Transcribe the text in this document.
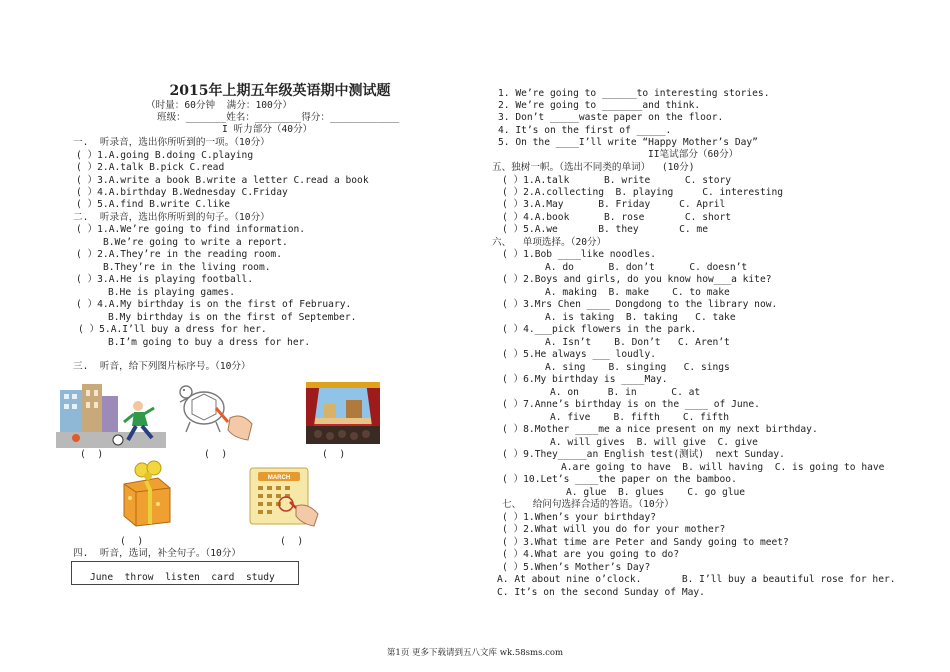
2015年上期五年级英语期中测试题
（时量：60分钟  满分：100分）
班级：_______姓名：________得分：____________
I 听力部分（40分）
一.  听录音，选出你所听到的一项。（10分）
( ）1.A.going B.doing C.playing
( ）2.A.talk B.pick C.read
( ）3.A.write a book B.write a letter C.read a book
( ）4.A.birthday B.Wednesday C.Friday
( ）5.A.find B.write C.like
二.  听录音，选出你所听到的句子。（10分）
( ）1.A.We’re going to find information.
B.We’re going to write a report.
( ）2.A.They’re in the reading room.
B.They’re in the living room.
( ）3.A.He is playing football.
B.He is playing games.
( ）4.A.My birthday is on the first of February.
B.My birthday is on the first of September.
( ）5.A.I’ll buy a dress for her.
B.I’m going to buy a dress for her.
三.  听音，给下列图片标序号。（10分）
(  )	(  )	(  )
(  )	(  )
四.  听音，选词，补全句子。（10分）
1. We’re going to ______to interesting stories.
2. We’re going to _______and think.
3. Don’t _____waste paper on the floor.
4. It’s on the first of _____.
5. On the ____I’ll write “Happy Mother’s Day”
II笔试部分（60分）
五、独树一帜。（选出不同类的单词）  (10分)
( ）1.A.talk      B. write      C. story
( ）2.A.collecting  B. playing     C. interesting
( ）3.A.May      B. Friday     C. April
( ）4.A.book      B. rose       C. short
( ）5.A.we       B. they       C. me
六、  单项选择。（20分）
( ）1.Bob ____like noodles.
A. do      B. don’t      C. doesn’t
( ）2.Boys and girls, do you know how___a kite?
A. making  B. make    C. to make
( ）3.Mrs Chen ____ Dongdong to the library now.
A. is taking  B. taking   C. take
( ）4.___pick flowers in the park.
A. Isn’t    B. Don’t   C. Aren’t
( ）5.He always ___ loudly.
A. sing    B. singing   C. sings
( ）6.My birthday is ____May.
A. on     B. in      C. at
( ）7.Anne’s birthday is on the ____ of June.
A. five    B. fifth    C. fifth
( ）8.Mother ____me a nice present on my next birthday.
A. will gives  B. will give  C. give
( ）9.They_____an English test(测试)  next Sunday.
A.are going to have  B. will having  C. is going to have
( ）10.Let’s ____the paper on the bamboo.
A. glue  B. glues    C. go glue
七、  给问句选择合适的答语。（10分）
( ）1.When’s your birthday?
( ）2.What will you do for your mother?
( ）3.What time are Peter and Sandy going to meet?
( ）4.What are you going to do?
( ）5.When’s Mother’s Day?
A. At about nine o’clock.       B. I’ll buy a beautiful rose for her.
C. It’s on the second Sunday of May.
June  throw  listen  card  study
MARCH
第1页 更多下载请到五八文库 wk.58sms.com
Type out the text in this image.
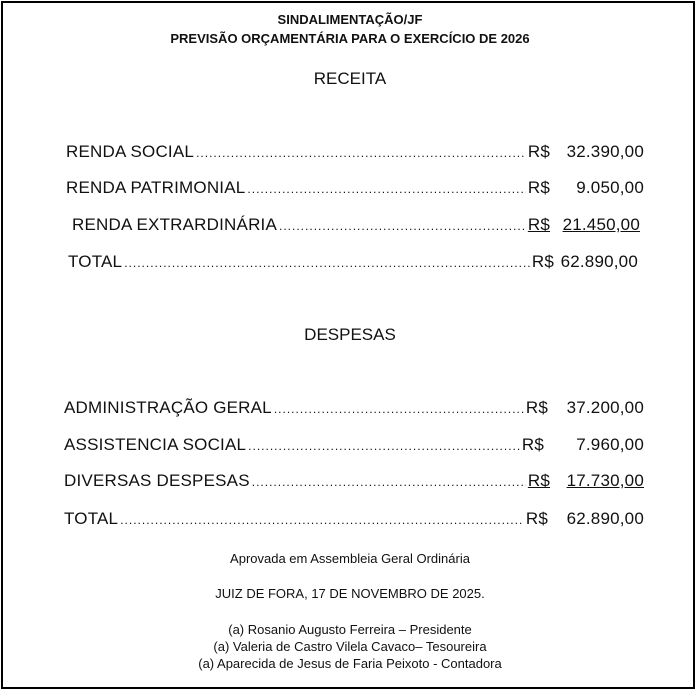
SINDALIMENTAÇÃO/JF
PREVISÃO ORÇAMENTÁRIA PARA O EXERCÍCIO DE 2026
RECEITA
RENDA SOCIAL .....	R$ 32.390,00
RENDA PATRIMONIAL .....	R$	9.050,00
RENDA EXTRARDINÁRIA .....	R$ 21.450,00
TOTAL .....	R$ 62.890,00
DESPESAS
ADMINISTRAÇÃO GERAL .....	R$	37.200,00
ASSISTENCIA SOCIAL .....	R$	7.960,00
DIVERSAS DESPESAS .....	R$ 17.730,00
TOTAL .....	R$	62.890,00
Aprovada em Assembleia Geral Ordinária
JUIZ DE FORA, 17 DE NOVEMBRO DE 2025.
(a) Rosanio Augusto Ferreira – Presidente
(a) Valeria de Castro Vilela Cavaco– Tesoureira
(a) Aparecida de Jesus de Faria Peixoto - Contadora
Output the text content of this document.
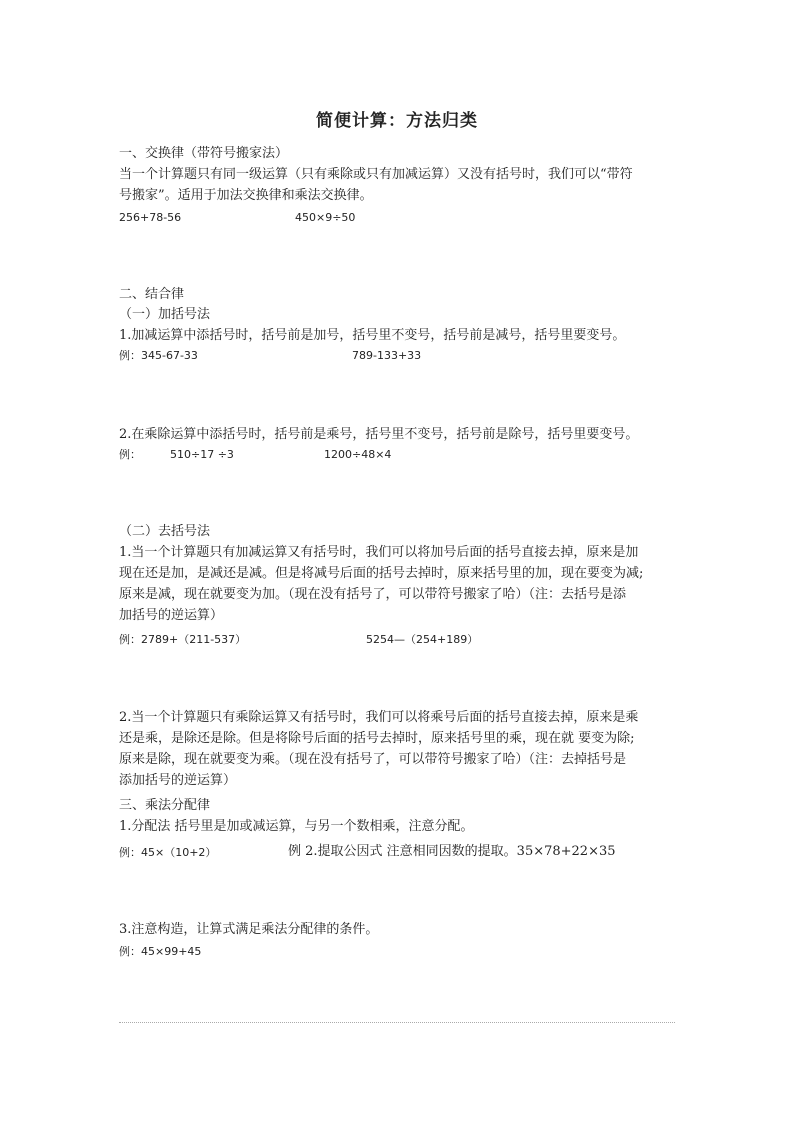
简便计算：方法归类
一、交换律（带符号搬家法）
当一个计算题只有同一级运算（只有乘除或只有加减运算）又没有括号时，我们可以“带符
号搬家”。适用于加法交换律和乘法交换律。
256+78-56	450×9÷50
二、结合律
（一）加括号法
1.加减运算中添括号时，括号前是加号，括号里不变号，括号前是减号，括号里要变号。
例：345-67-33	789-133+33
2.在乘除运算中添括号时，括号前是乘号，括号里不变号，括号前是除号，括号里要变号。
例：	510÷17 ÷3	1200÷48×4
（二）去括号法
1.当一个计算题只有加减运算又有括号时，我们可以将加号后面的括号直接去掉，原来是加
现在还是加，是减还是减。但是将减号后面的括号去掉时，原来括号里的加，现在要变为减;
原来是减，现在就要变为加。（现在没有括号了，可以带符号搬家了哈）（注：去括号是添
加括号的逆运算）
例：2789+（211-537）	5254—（254+189）
2.当一个计算题只有乘除运算又有括号时，我们可以将乘号后面的括号直接去掉，原来是乘
还是乘，是除还是除。但是将除号后面的括号去掉时，原来括号里的乘，现在就 要变为除;
原来是除，现在就要变为乘。（现在没有括号了，可以带符号搬家了哈）（注：去掉括号是
添加括号的逆运算）
三、乘法分配律
1.分配法 括号里是加或减运算，与另一个数相乘，注意分配。
例：45×（10+2）	例 2.提取公因式 注意相同因数的提取。35×78+22×35
3.注意构造，让算式满足乘法分配律的条件。
例：45×99+45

* [Instruction]
Locate the word "next" in the records above, and return each line that has it.

* [Completed exercise]
( ）8.Mother ____me a nice present on my next birthday.
( ）9.They_____an English test(测试)  next Sunday.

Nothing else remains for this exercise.